[Stored data]
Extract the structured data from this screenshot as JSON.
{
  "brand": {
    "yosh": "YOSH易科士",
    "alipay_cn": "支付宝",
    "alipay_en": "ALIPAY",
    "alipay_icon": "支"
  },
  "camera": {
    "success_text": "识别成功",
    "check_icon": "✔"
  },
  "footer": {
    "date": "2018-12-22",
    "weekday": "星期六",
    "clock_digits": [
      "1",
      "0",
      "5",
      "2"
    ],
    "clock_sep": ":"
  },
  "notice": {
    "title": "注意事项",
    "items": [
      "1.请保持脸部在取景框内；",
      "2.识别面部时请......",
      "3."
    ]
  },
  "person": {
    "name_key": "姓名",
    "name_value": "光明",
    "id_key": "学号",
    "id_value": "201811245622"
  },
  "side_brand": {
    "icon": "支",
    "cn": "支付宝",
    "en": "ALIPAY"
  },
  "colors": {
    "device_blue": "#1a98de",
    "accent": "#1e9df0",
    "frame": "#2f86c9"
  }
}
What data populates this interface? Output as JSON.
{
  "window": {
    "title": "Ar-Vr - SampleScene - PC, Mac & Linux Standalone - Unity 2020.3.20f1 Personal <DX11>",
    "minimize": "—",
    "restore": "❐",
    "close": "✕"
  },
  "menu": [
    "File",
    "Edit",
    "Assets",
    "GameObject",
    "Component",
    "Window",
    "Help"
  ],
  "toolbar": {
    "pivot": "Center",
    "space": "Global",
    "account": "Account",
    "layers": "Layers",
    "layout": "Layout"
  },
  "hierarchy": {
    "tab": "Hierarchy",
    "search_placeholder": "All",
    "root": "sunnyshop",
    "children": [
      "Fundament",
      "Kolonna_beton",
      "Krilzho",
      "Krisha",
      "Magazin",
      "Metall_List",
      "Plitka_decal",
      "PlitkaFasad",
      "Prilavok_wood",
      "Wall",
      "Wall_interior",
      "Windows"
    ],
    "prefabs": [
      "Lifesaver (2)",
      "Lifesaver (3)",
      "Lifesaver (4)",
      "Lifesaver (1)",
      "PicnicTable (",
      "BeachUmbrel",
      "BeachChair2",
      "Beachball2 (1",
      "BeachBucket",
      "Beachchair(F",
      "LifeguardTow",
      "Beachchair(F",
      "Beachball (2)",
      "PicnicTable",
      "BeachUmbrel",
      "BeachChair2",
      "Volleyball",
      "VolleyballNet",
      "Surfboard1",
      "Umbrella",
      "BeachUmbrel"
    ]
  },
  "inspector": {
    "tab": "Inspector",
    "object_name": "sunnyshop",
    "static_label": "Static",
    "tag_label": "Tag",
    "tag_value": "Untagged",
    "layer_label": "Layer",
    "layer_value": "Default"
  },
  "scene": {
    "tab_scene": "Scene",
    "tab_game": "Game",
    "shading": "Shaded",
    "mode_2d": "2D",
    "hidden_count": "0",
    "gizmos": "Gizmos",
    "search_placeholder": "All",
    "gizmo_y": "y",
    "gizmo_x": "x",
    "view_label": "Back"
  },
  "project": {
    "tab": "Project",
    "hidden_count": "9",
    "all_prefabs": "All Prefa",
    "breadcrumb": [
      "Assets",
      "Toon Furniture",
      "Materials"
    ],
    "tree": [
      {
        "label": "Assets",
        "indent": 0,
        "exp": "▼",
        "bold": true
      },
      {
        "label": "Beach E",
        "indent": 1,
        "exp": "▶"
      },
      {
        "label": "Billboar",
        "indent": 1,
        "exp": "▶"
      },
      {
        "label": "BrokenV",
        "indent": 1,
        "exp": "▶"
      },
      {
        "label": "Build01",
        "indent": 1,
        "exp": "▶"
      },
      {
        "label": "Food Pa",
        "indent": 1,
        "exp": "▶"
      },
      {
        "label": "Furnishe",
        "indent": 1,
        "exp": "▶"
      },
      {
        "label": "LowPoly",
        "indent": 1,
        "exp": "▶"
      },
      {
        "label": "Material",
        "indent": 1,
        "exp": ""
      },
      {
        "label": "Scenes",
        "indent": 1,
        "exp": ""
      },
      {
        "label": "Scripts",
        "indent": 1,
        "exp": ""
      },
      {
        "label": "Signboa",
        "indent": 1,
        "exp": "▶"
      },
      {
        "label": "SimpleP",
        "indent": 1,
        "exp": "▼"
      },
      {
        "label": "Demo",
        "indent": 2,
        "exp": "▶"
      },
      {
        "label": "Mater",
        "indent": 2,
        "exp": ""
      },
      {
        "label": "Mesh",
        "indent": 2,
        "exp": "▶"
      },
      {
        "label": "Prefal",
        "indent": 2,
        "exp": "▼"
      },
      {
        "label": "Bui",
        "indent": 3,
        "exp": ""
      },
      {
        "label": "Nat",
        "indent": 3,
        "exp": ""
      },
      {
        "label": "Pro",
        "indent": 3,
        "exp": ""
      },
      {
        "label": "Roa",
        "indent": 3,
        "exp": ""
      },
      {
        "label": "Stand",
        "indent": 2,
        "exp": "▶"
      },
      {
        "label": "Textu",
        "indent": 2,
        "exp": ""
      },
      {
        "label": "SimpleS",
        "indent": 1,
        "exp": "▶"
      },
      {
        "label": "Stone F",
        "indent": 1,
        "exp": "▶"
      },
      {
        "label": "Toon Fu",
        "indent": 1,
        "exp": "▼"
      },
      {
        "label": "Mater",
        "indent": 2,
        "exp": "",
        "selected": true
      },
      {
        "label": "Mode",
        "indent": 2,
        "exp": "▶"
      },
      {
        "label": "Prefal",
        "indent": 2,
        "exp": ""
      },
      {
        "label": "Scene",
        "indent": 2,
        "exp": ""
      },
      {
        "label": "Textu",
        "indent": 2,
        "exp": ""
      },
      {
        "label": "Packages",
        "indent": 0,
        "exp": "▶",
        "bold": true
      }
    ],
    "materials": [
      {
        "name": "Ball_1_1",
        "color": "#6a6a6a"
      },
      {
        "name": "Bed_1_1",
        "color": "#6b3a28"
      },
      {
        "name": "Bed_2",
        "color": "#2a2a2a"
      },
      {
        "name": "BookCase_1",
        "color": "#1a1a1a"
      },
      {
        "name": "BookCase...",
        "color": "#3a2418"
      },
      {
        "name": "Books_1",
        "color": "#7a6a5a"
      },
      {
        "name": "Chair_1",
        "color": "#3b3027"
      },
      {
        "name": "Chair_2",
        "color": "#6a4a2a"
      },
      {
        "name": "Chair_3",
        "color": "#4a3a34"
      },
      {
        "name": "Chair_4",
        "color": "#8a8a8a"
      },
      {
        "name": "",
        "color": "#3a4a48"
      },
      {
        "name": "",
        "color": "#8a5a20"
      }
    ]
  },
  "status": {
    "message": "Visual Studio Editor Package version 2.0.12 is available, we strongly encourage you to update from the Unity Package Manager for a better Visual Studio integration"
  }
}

SET PROBLEM – Repeat the material in full, exactly as it stands.

RESPONSE –
Extract the structured data from this screenshot as JSON.
{
  "brand": {
    "yosh": "YOSH易科士",
    "alipay_cn": "支付宝",
    "alipay_en": "ALIPAY",
    "alipay_icon": "支"
  },
  "camera": {
    "success_text": "识别成功",
    "check_icon": "✔"
  },
  "footer": {
    "date": "2018-12-22",
    "weekday": "星期六",
    "clock_digits": [
      "1",
      "0",
      "5",
      "2"
    ],
    "clock_sep": ":"
  },
  "notice": {
    "title": "注意事项",
    "items": [
      "1.请保持脸部在取景框内；",
      "2.识别面部时请......",
      "3."
    ]
  },
  "person": {
    "name_key": "姓名",
    "name_value": "光明",
    "id_key": "学号",
    "id_value": "201811245622"
  },
  "side_brand": {
    "icon": "支",
    "cn": "支付宝",
    "en": "ALIPAY"
  },
  "colors": {
    "device_blue": "#1a98de",
    "accent": "#1e9df0",
    "frame": "#2f86c9"
  }
}
What data populates this interface? Output as JSON.
{
  "window": {
    "title": "Ar-Vr - SampleScene - PC, Mac & Linux Standalone - Unity 2020.3.20f1 Personal <DX11>",
    "minimize": "—",
    "restore": "❐",
    "close": "✕"
  },
  "menu": [
    "File",
    "Edit",
    "Assets",
    "GameObject",
    "Component",
    "Window",
    "Help"
  ],
  "toolbar": {
    "pivot": "Center",
    "space": "Global",
    "account": "Account",
    "layers": "Layers",
    "layout": "Layout"
  },
  "hierarchy": {
    "tab": "Hierarchy",
    "search_placeholder": "All",
    "root": "sunnyshop",
    "children": [
      "Fundament",
      "Kolonna_beton",
      "Krilzho",
      "Krisha",
      "Magazin",
      "Metall_List",
      "Plitka_decal",
      "PlitkaFasad",
      "Prilavok_wood",
      "Wall",
      "Wall_interior",
      "Windows"
    ],
    "prefabs": [
      "Lifesaver (2)",
      "Lifesaver (3)",
      "Lifesaver (4)",
      "Lifesaver (1)",
      "PicnicTable (",
      "BeachUmbrel",
      "BeachChair2",
      "Beachball2 (1",
      "BeachBucket",
      "Beachchair(F",
      "LifeguardTow",
      "Beachchair(F",
      "Beachball (2)",
      "PicnicTable",
      "BeachUmbrel",
      "BeachChair2",
      "Volleyball",
      "VolleyballNet",
      "Surfboard1",
      "Umbrella",
      "BeachUmbrel"
    ]
  },
  "inspector": {
    "tab": "Inspector",
    "object_name": "sunnyshop",
    "static_label": "Static",
    "tag_label": "Tag",
    "tag_value": "Untagged",
    "layer_label": "Layer",
    "layer_value": "Default"
  },
  "scene": {
    "tab_scene": "Scene",
    "tab_game": "Game",
    "shading": "Shaded",
    "mode_2d": "2D",
    "hidden_count": "0",
    "gizmos": "Gizmos",
    "search_placeholder": "All",
    "gizmo_y": "y",
    "gizmo_x": "x",
    "view_label": "Back"
  },
  "project": {
    "tab": "Project",
    "hidden_count": "9",
    "all_prefabs": "All Prefa",
    "breadcrumb": [
      "Assets",
      "Toon Furniture",
      "Materials"
    ],
    "tree": [
      {
        "label": "Assets",
        "indent": 0,
        "exp": "▼",
        "bold": true
      },
      {
        "label": "Beach E",
        "indent": 1,
        "exp": "▶"
      },
      {
        "label": "Billboar",
        "indent": 1,
        "exp": "▶"
      },
      {
        "label": "BrokenV",
        "indent": 1,
        "exp": "▶"
      },
      {
        "label": "Build01",
        "indent": 1,
        "exp": "▶"
      },
      {
        "label": "Food Pa",
        "indent": 1,
        "exp": "▶"
      },
      {
        "label": "Furnishe",
        "indent": 1,
        "exp": "▶"
      },
      {
        "label": "LowPoly",
        "indent": 1,
        "exp": "▶"
      },
      {
        "label": "Material",
        "indent": 1,
        "exp": ""
      },
      {
        "label": "Scenes",
        "indent": 1,
        "exp": ""
      },
      {
        "label": "Scripts",
        "indent": 1,
        "exp": ""
      },
      {
        "label": "Signboa",
        "indent": 1,
        "exp": "▶"
      },
      {
        "label": "SimpleP",
        "indent": 1,
        "exp": "▼"
      },
      {
        "label": "Demo",
        "indent": 2,
        "exp": "▶"
      },
      {
        "label": "Mater",
        "indent": 2,
        "exp": ""
      },
      {
        "label": "Mesh",
        "indent": 2,
        "exp": "▶"
      },
      {
        "label": "Prefal",
        "indent": 2,
        "exp": "▼"
      },
      {
        "label": "Bui",
        "indent": 3,
        "exp": ""
      },
      {
        "label": "Nat",
        "indent": 3,
        "exp": ""
      },
      {
        "label": "Pro",
        "indent": 3,
        "exp": ""
      },
      {
        "label": "Roa",
        "indent": 3,
        "exp": ""
      },
      {
        "label": "Stand",
        "indent": 2,
        "exp": "▶"
      },
      {
        "label": "Textu",
        "indent": 2,
        "exp": ""
      },
      {
        "label": "SimpleS",
        "indent": 1,
        "exp": "▶"
      },
      {
        "label": "Stone F",
        "indent": 1,
        "exp": "▶"
      },
      {
        "label": "Toon Fu",
        "indent": 1,
        "exp": "▼"
      },
      {
        "label": "Mater",
        "indent": 2,
        "exp": "",
        "selected": true
      },
      {
        "label": "Mode",
        "indent": 2,
        "exp": "▶"
      },
      {
        "label": "Prefal",
        "indent": 2,
        "exp": ""
      },
      {
        "label": "Scene",
        "indent": 2,
        "exp": ""
      },
      {
        "label": "Textu",
        "indent": 2,
        "exp": ""
      },
      {
        "label": "Packages",
        "indent": 0,
        "exp": "▶",
        "bold": true
      }
    ],
    "materials": [
      {
        "name": "Ball_1_1",
        "color": "#6a6a6a"
      },
      {
        "name": "Bed_1_1",
        "color": "#6b3a28"
      },
      {
        "name": "Bed_2",
        "color": "#2a2a2a"
      },
      {
        "name": "BookCase_1",
        "color": "#1a1a1a"
      },
      {
        "name": "BookCase...",
        "color": "#3a2418"
      },
      {
        "name": "Books_1",
        "color": "#7a6a5a"
      },
      {
        "name": "Chair_1",
        "color": "#3b3027"
      },
      {
        "name": "Chair_2",
        "color": "#6a4a2a"
      },
      {
        "name": "Chair_3",
        "color": "#4a3a34"
      },
      {
        "name": "Chair_4",
        "color": "#8a8a8a"
      },
      {
        "name": "",
        "color": "#3a4a48"
      },
      {
        "name": "",
        "color": "#8a5a20"
      }
    ]
  },
  "status": {
    "message": "Visual Studio Editor Package version 2.0.12 is available, we strongly encourage you to update from the Unity Package Manager for a better Visual Studio integration"
  }
}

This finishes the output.